Dataset excerpts
*** Begin section ***
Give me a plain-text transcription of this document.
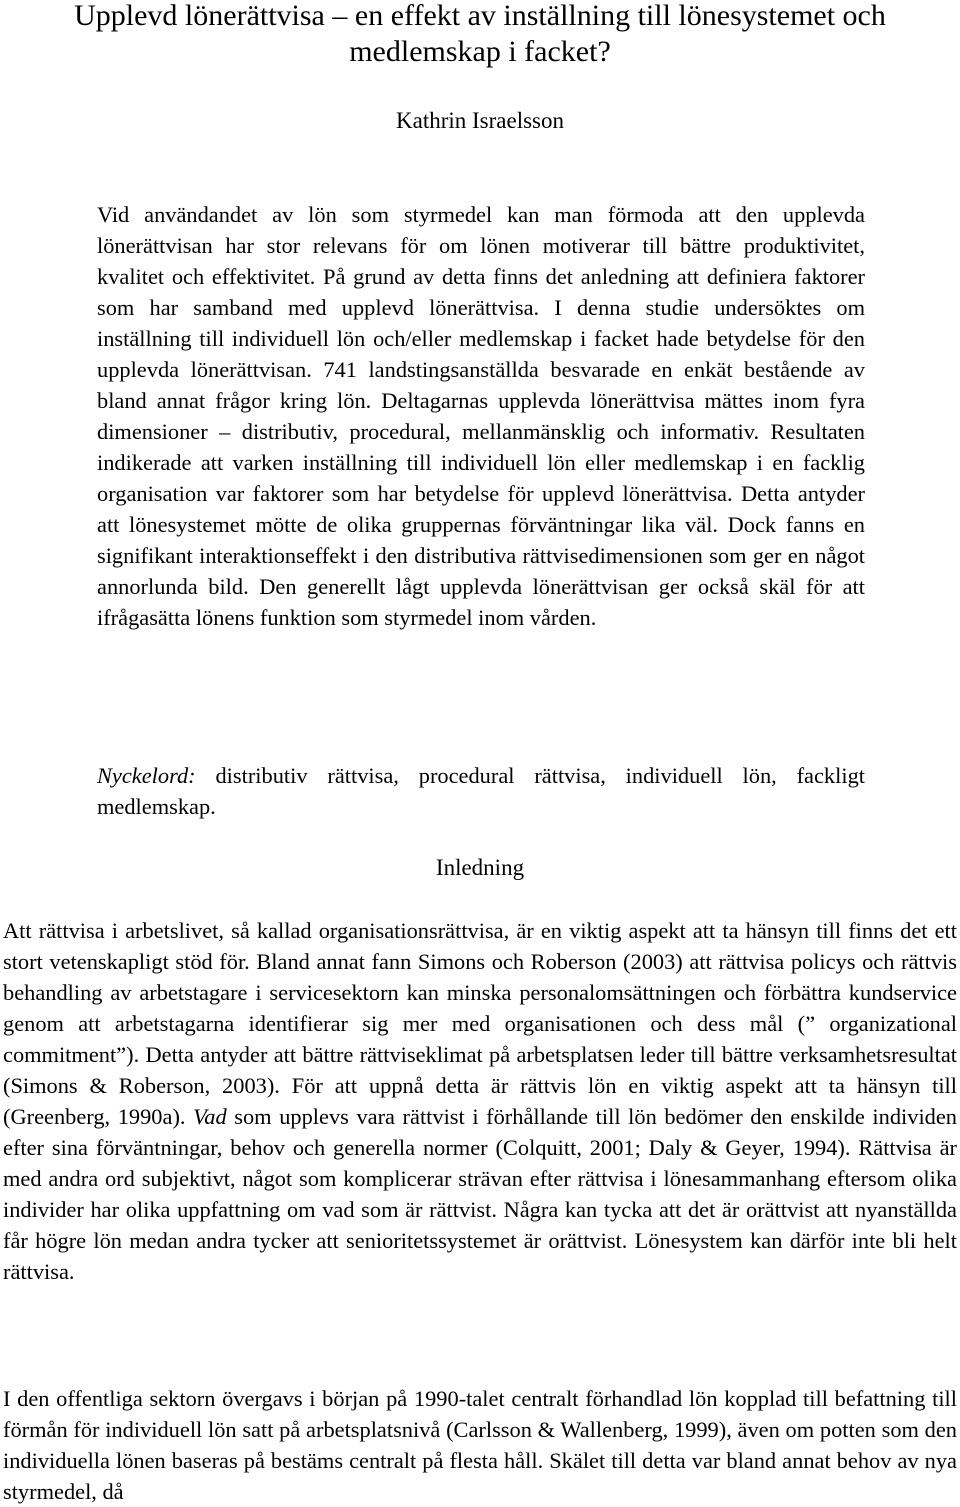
Upplevd lönerättvisa – en effekt av inställning till lönesystemet och medlemskap i facket?

Kathrin Israelsson

Vid användandet av lön som styrmedel kan man förmoda att den upplevda lönerättvisan har stor relevans för om lönen motiverar till bättre produktivitet, kvalitet och effektivitet. På grund av detta finns det anledning att definiera faktorer som har samband med upplevd lönerättvisa. I denna studie undersöktes om inställning till individuell lön och/eller medlemskap i facket hade betydelse för den upplevda lönerättvisan. 741 landstingsanställda besvarade en enkät bestående av bland annat frågor kring lön. Deltagarnas upplevda lönerättvisa mättes inom fyra dimensioner – distributiv, procedural, mellanmänsklig och informativ. Resultaten indikerade att varken inställning till individuell lön eller medlemskap i en facklig organisation var faktorer som har betydelse för upplevd lönerättvisa. Detta antyder att lönesystemet mötte de olika gruppernas förväntningar lika väl. Dock fanns en signifikant interaktionseffekt i den distributiva rättvisedimensionen som ger en något annorlunda bild. Den generellt lågt upplevda lönerättvisan ger också skäl för att ifrågasätta lönens funktion som styrmedel inom vården.

Nyckelord: distributiv rättvisa, procedural rättvisa, individuell lön, fackligt medlemskap.

Inledning

Att rättvisa i arbetslivet, så kallad organisationsrättvisa, är en viktig aspekt att ta hänsyn till finns det ett stort vetenskapligt stöd för. Bland annat fann Simons och Roberson (2003) att rättvisa policys och rättvis behandling av arbetstagare i servicesektorn kan minska personalomsättningen och förbättra kundservice genom att arbetstagarna identifierar sig mer med organisationen och dess mål (” organizational commitment”). Detta antyder att bättre rättviseklimat på arbetsplatsen leder till bättre verksamhetsresultat (Simons & Roberson, 2003). För att uppnå detta är rättvis lön en viktig aspekt att ta hänsyn till (Greenberg, 1990a). Vad som upplevs vara rättvist i förhållande till lön bedömer den enskilde individen efter sina förväntningar, behov och generella normer (Colquitt, 2001; Daly & Geyer, 1994). Rättvisa är med andra ord subjektivt, något som komplicerar strävan efter rättvisa i lönesammanhang eftersom olika individer har olika uppfattning om vad som är rättvist. Några kan tycka att det är orättvist att nyanställda får högre lön medan andra tycker att senioritetssystemet är orättvist. Lönesystem kan därför inte bli helt rättvisa.

I den offentliga sektorn övergavs i början på 1990-talet centralt förhandlad lön kopplad till befattning till förmån för individuell lön satt på arbetsplatsnivå (Carlsson & Wallenberg, 1999), även om potten som den individuella lönen baseras på bestäms centralt på flesta håll. Skälet till detta var bland annat behov av nya styrmedel, då
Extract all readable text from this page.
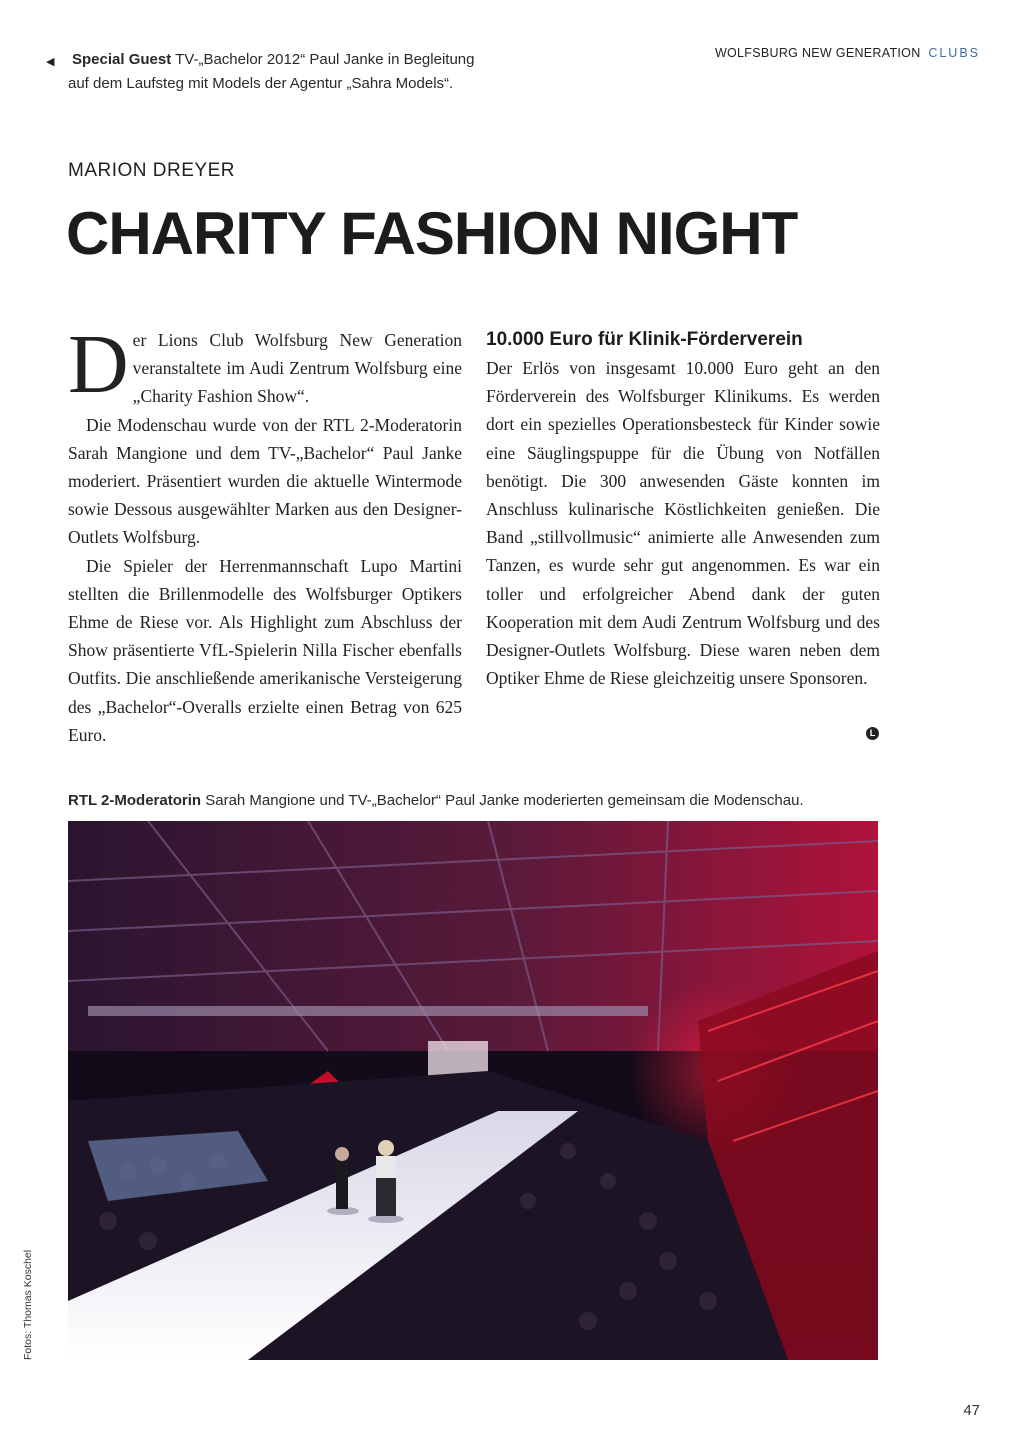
◀ Special Guest TV-„Bachelor 2012“ Paul Janke in Begleitung auf dem Laufsteg mit Models der Agentur „Sahra Models“.
WOLFSBURG NEW GENERATION CLUBS
MARION DREYER
CHARITY FASHION NIGHT

Der Lions Club Wolfsburg New Generation veranstaltete im Audi Zentrum Wolfsburg eine „Charity Fashion Show“.

Die Modenschau wurde von der RTL 2-Moderatorin Sarah Mangione und dem TV-„Bachelor“ Paul Janke moderiert. Präsentiert wurden die aktuelle Wintermode sowie Dessous ausgewählter Marken aus den Designer-Outlets Wolfsburg.

Die Spieler der Herrenmannschaft Lupo Martini stellten die Brillenmodelle des Wolfsburger Optikers Ehme de Riese vor. Als Highlight zum Abschluss der Show präsentierte VfL-Spielerin Nilla Fischer ebenfalls Outfits. Die anschließende amerikanische Versteigerung des „Bachelor“-Overalls erzielte einen Betrag von 625 Euro.

10.000 Euro für Klinik-Förderverein

Der Erlös von insgesamt 10.000 Euro geht an den Förderverein des Wolfsburger Klinikums. Es werden dort ein spezielles Operationsbesteck für Kinder sowie eine Säuglingspuppe für die Übung von Notfällen benötigt. Die 300 anwesenden Gäste konnten im Anschluss kulinarische Köstlichkeiten genießen. Die Band „stillvollmusic“ animierte alle Anwesenden zum Tanzen, es wurde sehr gut angenommen. Es war ein toller und erfolgreicher Abend dank der guten Kooperation mit dem Audi Zentrum Wolfsburg und des Designer-Outlets Wolfsburg. Diese waren neben dem Optiker Ehme de Riese gleichzeitig unsere Sponsoren.

L
RTL 2-Moderatorin Sarah Mangione und TV-„Bachelor“ Paul Janke moderierten gemeinsam die Modenschau.
Fotos: Thomas Koschel
47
*** End section ***
◆ YOUR INSTRUCTIONS: Your copy should repeat each entry above exactly but contain no pictures.

◆ WORKED SOLUTION:
Give me a plain-text transcription of this document.
Upplevd lönerättvisa – en effekt av inställning till lönesystemet och medlemskap i facket?

Kathrin Israelsson

Vid användandet av lön som styrmedel kan man förmoda att den upplevda lönerättvisan har stor relevans för om lönen motiverar till bättre produktivitet, kvalitet och effektivitet. På grund av detta finns det anledning att definiera faktorer som har samband med upplevd lönerättvisa. I denna studie undersöktes om inställning till individuell lön och/eller medlemskap i facket hade betydelse för den upplevda lönerättvisan. 741 landstingsanställda besvarade en enkät bestående av bland annat frågor kring lön. Deltagarnas upplevda lönerättvisa mättes inom fyra dimensioner – distributiv, procedural, mellanmänsklig och informativ. Resultaten indikerade att varken inställning till individuell lön eller medlemskap i en facklig organisation var faktorer som har betydelse för upplevd lönerättvisa. Detta antyder att lönesystemet mötte de olika gruppernas förväntningar lika väl. Dock fanns en signifikant interaktionseffekt i den distributiva rättvisedimensionen som ger en något annorlunda bild. Den generellt lågt upplevda lönerättvisan ger också skäl för att ifrågasätta lönens funktion som styrmedel inom vården.

Nyckelord: distributiv rättvisa, procedural rättvisa, individuell lön, fackligt medlemskap.

Inledning

Att rättvisa i arbetslivet, så kallad organisationsrättvisa, är en viktig aspekt att ta hänsyn till finns det ett stort vetenskapligt stöd för. Bland annat fann Simons och Roberson (2003) att rättvisa policys och rättvis behandling av arbetstagare i servicesektorn kan minska personalomsättningen och förbättra kundservice genom att arbetstagarna identifierar sig mer med organisationen och dess mål (” organizational commitment”). Detta antyder att bättre rättviseklimat på arbetsplatsen leder till bättre verksamhetsresultat (Simons & Roberson, 2003). För att uppnå detta är rättvis lön en viktig aspekt att ta hänsyn till (Greenberg, 1990a). Vad som upplevs vara rättvist i förhållande till lön bedömer den enskilde individen efter sina förväntningar, behov och generella normer (Colquitt, 2001; Daly & Geyer, 1994). Rättvisa är med andra ord subjektivt, något som komplicerar strävan efter rättvisa i lönesammanhang eftersom olika individer har olika uppfattning om vad som är rättvist. Några kan tycka att det är orättvist att nyanställda får högre lön medan andra tycker att senioritetssystemet är orättvist. Lönesystem kan därför inte bli helt rättvisa.

I den offentliga sektorn övergavs i början på 1990-talet centralt förhandlad lön kopplad till befattning till förmån för individuell lön satt på arbetsplatsnivå (Carlsson & Wallenberg, 1999), även om potten som den individuella lönen baseras på bestäms centralt på flesta håll. Skälet till detta var bland annat behov av nya styrmedel, då
Extract all readable text from this page.
◀ Special Guest TV-„Bachelor 2012“ Paul Janke in Begleitung auf dem Laufsteg mit Models der Agentur „Sahra Models“.
WOLFSBURG NEW GENERATION CLUBS
MARION DREYER
CHARITY FASHION NIGHT

Der Lions Club Wolfsburg New Generation veranstaltete im Audi Zentrum Wolfsburg eine „Charity Fashion Show“.

Die Modenschau wurde von der RTL 2-Moderatorin Sarah Mangione und dem TV-„Bachelor“ Paul Janke moderiert. Präsentiert wurden die aktuelle Wintermode sowie Dessous ausgewählter Marken aus den Designer-Outlets Wolfsburg.

Die Spieler der Herrenmannschaft Lupo Martini stellten die Brillenmodelle des Wolfsburger Optikers Ehme de Riese vor. Als Highlight zum Abschluss der Show präsentierte VfL-Spielerin Nilla Fischer ebenfalls Outfits. Die anschließende amerikanische Versteigerung des „Bachelor“-Overalls erzielte einen Betrag von 625 Euro.

10.000 Euro für Klinik-Förderverein

Der Erlös von insgesamt 10.000 Euro geht an den Förderverein des Wolfsburger Klinikums. Es werden dort ein spezielles Operationsbesteck für Kinder sowie eine Säuglingspuppe für die Übung von Notfällen benötigt. Die 300 anwesenden Gäste konnten im Anschluss kulinarische Köstlichkeiten genießen. Die Band „stillvollmusic“ animierte alle Anwesenden zum Tanzen, es wurde sehr gut angenommen. Es war ein toller und erfolgreicher Abend dank der guten Kooperation mit dem Audi Zentrum Wolfsburg und des Designer-Outlets Wolfsburg. Diese waren neben dem Optiker Ehme de Riese gleichzeitig unsere Sponsoren.

L
RTL 2-Moderatorin Sarah Mangione und TV-„Bachelor“ Paul Janke moderierten gemeinsam die Modenschau.
Fotos: Thomas Koschel
47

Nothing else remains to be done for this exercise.